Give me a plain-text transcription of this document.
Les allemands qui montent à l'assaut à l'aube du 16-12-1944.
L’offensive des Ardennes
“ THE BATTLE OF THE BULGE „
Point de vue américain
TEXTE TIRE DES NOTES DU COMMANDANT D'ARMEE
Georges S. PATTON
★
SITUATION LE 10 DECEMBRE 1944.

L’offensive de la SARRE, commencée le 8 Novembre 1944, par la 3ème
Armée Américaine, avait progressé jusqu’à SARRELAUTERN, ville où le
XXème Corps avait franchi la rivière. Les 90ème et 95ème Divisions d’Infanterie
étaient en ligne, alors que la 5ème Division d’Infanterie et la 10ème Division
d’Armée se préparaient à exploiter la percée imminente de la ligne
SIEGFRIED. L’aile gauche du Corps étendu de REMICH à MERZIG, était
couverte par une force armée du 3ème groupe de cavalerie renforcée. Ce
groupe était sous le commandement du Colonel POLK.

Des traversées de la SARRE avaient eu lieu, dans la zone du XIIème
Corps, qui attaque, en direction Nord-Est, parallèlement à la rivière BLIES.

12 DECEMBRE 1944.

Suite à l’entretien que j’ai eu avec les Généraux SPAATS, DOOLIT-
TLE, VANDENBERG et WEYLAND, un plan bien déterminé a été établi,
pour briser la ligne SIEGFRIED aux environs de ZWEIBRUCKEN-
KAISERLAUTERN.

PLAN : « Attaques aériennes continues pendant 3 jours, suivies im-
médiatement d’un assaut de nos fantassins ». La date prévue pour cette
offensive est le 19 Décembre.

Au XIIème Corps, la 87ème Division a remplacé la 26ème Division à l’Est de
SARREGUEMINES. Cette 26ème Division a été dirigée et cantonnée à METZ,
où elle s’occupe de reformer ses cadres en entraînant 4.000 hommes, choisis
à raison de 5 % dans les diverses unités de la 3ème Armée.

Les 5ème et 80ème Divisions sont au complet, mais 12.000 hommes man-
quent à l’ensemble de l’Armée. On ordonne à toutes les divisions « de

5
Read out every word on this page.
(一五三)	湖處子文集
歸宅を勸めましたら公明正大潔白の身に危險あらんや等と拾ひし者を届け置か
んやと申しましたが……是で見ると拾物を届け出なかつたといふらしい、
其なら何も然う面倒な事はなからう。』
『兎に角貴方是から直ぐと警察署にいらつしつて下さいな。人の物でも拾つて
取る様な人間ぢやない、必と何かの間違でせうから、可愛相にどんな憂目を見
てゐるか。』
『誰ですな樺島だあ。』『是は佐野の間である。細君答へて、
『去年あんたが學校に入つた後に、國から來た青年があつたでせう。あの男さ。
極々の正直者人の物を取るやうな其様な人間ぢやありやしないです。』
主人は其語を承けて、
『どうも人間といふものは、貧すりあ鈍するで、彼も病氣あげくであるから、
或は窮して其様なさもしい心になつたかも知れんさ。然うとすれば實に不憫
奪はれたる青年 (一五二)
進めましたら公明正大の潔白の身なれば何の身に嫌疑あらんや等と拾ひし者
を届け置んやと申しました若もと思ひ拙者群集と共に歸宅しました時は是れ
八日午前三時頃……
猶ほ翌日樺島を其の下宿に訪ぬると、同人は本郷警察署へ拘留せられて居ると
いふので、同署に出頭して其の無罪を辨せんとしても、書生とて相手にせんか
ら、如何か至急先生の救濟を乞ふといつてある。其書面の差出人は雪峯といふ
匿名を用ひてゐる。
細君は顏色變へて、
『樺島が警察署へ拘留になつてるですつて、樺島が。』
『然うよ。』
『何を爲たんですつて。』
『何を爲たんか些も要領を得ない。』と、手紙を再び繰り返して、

━━━━━━━━━━━━━━━━

▸ **PROBLEM TO SOLVE**
Nothing should be changed: write out all of the data as is.

▸ **THE REPLY**
Give me a plain-text transcription of this document.
Les allemands qui montent à l'assaut à l'aube du 16-12-1944.
L’offensive des Ardennes
“ THE BATTLE OF THE BULGE „
Point de vue américain
TEXTE TIRE DES NOTES DU COMMANDANT D'ARMEE
Georges S. PATTON
★
SITUATION LE 10 DECEMBRE 1944.

L’offensive de la SARRE, commencée le 8 Novembre 1944, par la 3ème
Armée Américaine, avait progressé jusqu’à SARRELAUTERN, ville où le
XXème Corps avait franchi la rivière. Les 90ème et 95ème Divisions d’Infanterie
étaient en ligne, alors que la 5ème Division d’Infanterie et la 10ème Division
d’Armée se préparaient à exploiter la percée imminente de la ligne
SIEGFRIED. L’aile gauche du Corps étendu de REMICH à MERZIG, était
couverte par une force armée du 3ème groupe de cavalerie renforcée. Ce
groupe était sous le commandement du Colonel POLK.

Des traversées de la SARRE avaient eu lieu, dans la zone du XIIème
Corps, qui attaque, en direction Nord-Est, parallèlement à la rivière BLIES.

12 DECEMBRE 1944.

Suite à l’entretien que j’ai eu avec les Généraux SPAATS, DOOLIT-
TLE, VANDENBERG et WEYLAND, un plan bien déterminé a été établi,
pour briser la ligne SIEGFRIED aux environs de ZWEIBRUCKEN-
KAISERLAUTERN.

PLAN : « Attaques aériennes continues pendant 3 jours, suivies im-
médiatement d’un assaut de nos fantassins ». La date prévue pour cette
offensive est le 19 Décembre.

Au XIIème Corps, la 87ème Division a remplacé la 26ème Division à l’Est de
SARREGUEMINES. Cette 26ème Division a été dirigée et cantonnée à METZ,
où elle s’occupe de reformer ses cadres en entraînant 4.000 hommes, choisis
à raison de 5 % dans les diverses unités de la 3ème Armée.

Les 5ème et 80ème Divisions sont au complet, mais 12.000 hommes man-
quent à l’ensemble de l’Armée. On ordonne à toutes les divisions « de

5
Read out every word on this page.
(一五三)	湖處子文集
歸宅を勸めましたら公明正大潔白の身に危險あらんや等と拾ひし者を届け置か
んやと申しましたが……是で見ると拾物を届け出なかつたといふらしい、
其なら何も然う面倒な事はなからう。』
『兎に角貴方是から直ぐと警察署にいらつしつて下さいな。人の物でも拾つて
取る様な人間ぢやない、必と何かの間違でせうから、可愛相にどんな憂目を見
てゐるか。』
『誰ですな樺島だあ。』『是は佐野の間である。細君答へて、
『去年あんたが學校に入つた後に、國から來た青年があつたでせう。あの男さ。
極々の正直者人の物を取るやうな其様な人間ぢやありやしないです。』
主人は其語を承けて、
『どうも人間といふものは、貧すりあ鈍するで、彼も病氣あげくであるから、
或は窮して其様なさもしい心になつたかも知れんさ。然うとすれば實に不憫
奪はれたる青年 (一五二)
進めましたら公明正大の潔白の身なれば何の身に嫌疑あらんや等と拾ひし者
を届け置んやと申しました若もと思ひ拙者群集と共に歸宅しました時は是れ
八日午前三時頃……
猶ほ翌日樺島を其の下宿に訪ぬると、同人は本郷警察署へ拘留せられて居ると
いふので、同署に出頭して其の無罪を辨せんとしても、書生とて相手にせんか
ら、如何か至急先生の救濟を乞ふといつてある。其書面の差出人は雪峯といふ
匿名を用ひてゐる。
細君は顏色變へて、
『樺島が警察署へ拘留になつてるですつて、樺島が。』
『然うよ。』
『何を爲たんですつて。』
『何を爲たんか些も要領を得ない。』と、手紙を再び繰り返して、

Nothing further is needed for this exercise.